## [DOCUMENT]

Alvaro Herrera <alvherre@2ndquadrant.com> writes:

On 2018-Dec-15, Michael Paquier wrote:

Isn't that what tempNamespaceId can be used for in PGPROC now? The flag
would be set only when a backend creates a new temporary schema so as it
can be tracked as the owner of the schema.

Oh, we already have it! Sorry, I overlooked it. With that, it seems
the patch is fairly simple ... I wonder about the locking implications
in autovacuum, though -- the value is set in backends without acquiring
a lock.

I was wondering about that too. But I think it's probably OK. If
autovacuum observes that (a) a table is old enough to pose a wraparound
hazard and (b) its putatively owning backend hasn't yet set
tempNamespaceId, then I think it's safe to conclude that that table is
removable, despite the theoretical race condition.

Autovacuum would need to acquire a deletion lock and then check that the
table is still there, to avoid race conditions if the backend starts to
clean out the schema immediately after it looks. But I think those race
conditions exist anyway (consider a fresh backend that starts cleaning out
its temp schema immediately), so if we have a problem with concurrent
deletion attempts then that problem exists already.

I wonder how this thing works in parallel query workers.

Surely workers are not allowed to create or delete temp tables.

regards, tom lane

#15Michael Paquier
michael@paquier.xyz
In reply to: Tom Lane (#14)
Re: removal of dangling temp tables

On Sat, Dec 15, 2018 at 09:51:31AM -0500, Tom Lane wrote:

Alvaro Herrera <alvherre@2ndquadrant.com> writes:

Oh, we already have it! Sorry, I overlooked it. With that, it seems
the patch is fairly simple ... I wonder about the locking implications
in autovacuum, though -- the value is set in backends without acquiring
a lock.

I was wondering about that too. But I think it's probably OK. If
autovacuum observes that (a) a table is old enough to pose a wraparound
hazard and (b) its putatively owning backend hasn't yet set
tempNamespaceId, then I think it's safe to conclude that that table is
removable, despite the theoretical race condition.

This relies on the fact that the flag gets set by a backend within a
transaction context, and autovacuum would not see yet temp relations
associated to it at the moment of the scan of pg_class if the backend
has not committed yet its namespace creation via the creation of the
first temp table it uses.

Autovacuum would need to acquire a deletion lock and then check that the
table is still there, to avoid race conditions if the backend starts to
clean out the schema immediately after it looks. But I think those race
conditions exist anyway (consider a fresh backend that starts cleaning out
its temp schema immediately), so if we have a problem with concurrent
deletion attempts then that problem exists already.

I wonder how this thing works in parallel query workers.

Surely workers are not allowed to create or delete temp tables.

Yes, InitTempTableNamespace prevents their creation and InitLocalBuffers
prevents their access as buffers of temp tables are local to a backend
and cannot be shared across multiple workers. Amit Kapila has been
working on this problem lately for example.

## [DIRECTIVE 1]
In the thread on removing dangling temp tables, which two functions keep parallel query workers from creating or accessing temp tables?
## [DIRECTIVE 2]
Write a few more sentences that carry on the thread about removing dangling temp tables, picking up after its final line.

## [MATERIAL]
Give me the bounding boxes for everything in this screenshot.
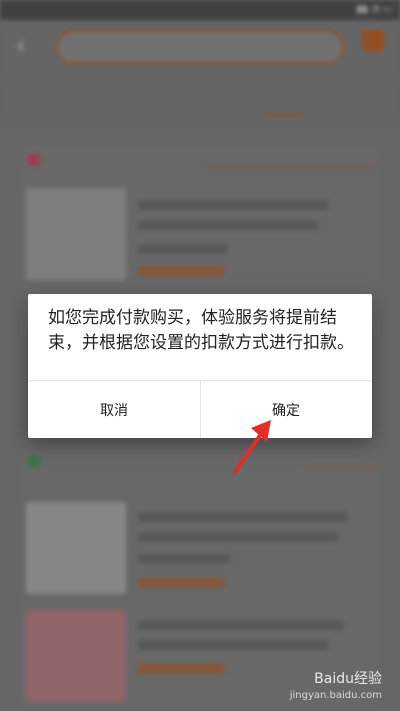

## [TASK RESPONSE 1]
InitTempTableNamespace prevents their creation, and InitLocalBuffers prevents their access.

## [TASK RESPONSE 2]
--
Michael

#16Alvaro Herrera
alvherre@2ndquadrant.com
In reply to: Michael Paquier (#15)
1 attachment(s)
Re: removal of dangling temp tables

On 2018-Dec-16, Michael Paquier wrote:

On Sat, Dec 15, 2018 at 09:51:31AM -0500, Tom Lane wrote:

Alvaro Herrera <alvherre@2ndquadrant.com> writes:

Oh, we already have it! Sorry, I overlooked it. With that, it seems
the patch is fairly simple ... I wonder about the locking implications
in autovacuum, though -- the value is set in backends without acquiring
a lock.

I was wondering about that too. But I think it's probably OK. If
autovacuum observes that (a) a table is old enough to pose a wraparound
hazard and (b) its putatively owning backend hasn't yet set
tempNamespaceId, then I think it's safe to conclude that that table is
removable, despite the theoretical race condition.

This relies on the fact that the flag gets set by a backend within a
transaction context, and autovacuum would not see yet temp relations
associated to it at the moment of the scan of pg_class if the backend
has not committed yet its namespace creation via the creation of the
first temp table it uses.

Makes sense, thanks.

I think there are two possible ways forward. The conservative one is to
just apply the attached patch to branches 9.4-10. That will let
autovacuum drop tables when the backend is in another database. It may
not solve the problem for the bunch of users that have only one database
that takes the majority of connections, but I think it's worth doing
nonetheless. I tested the 9.4 instance and it works fine; tables are
deleted as soon as I make the session connection to another database.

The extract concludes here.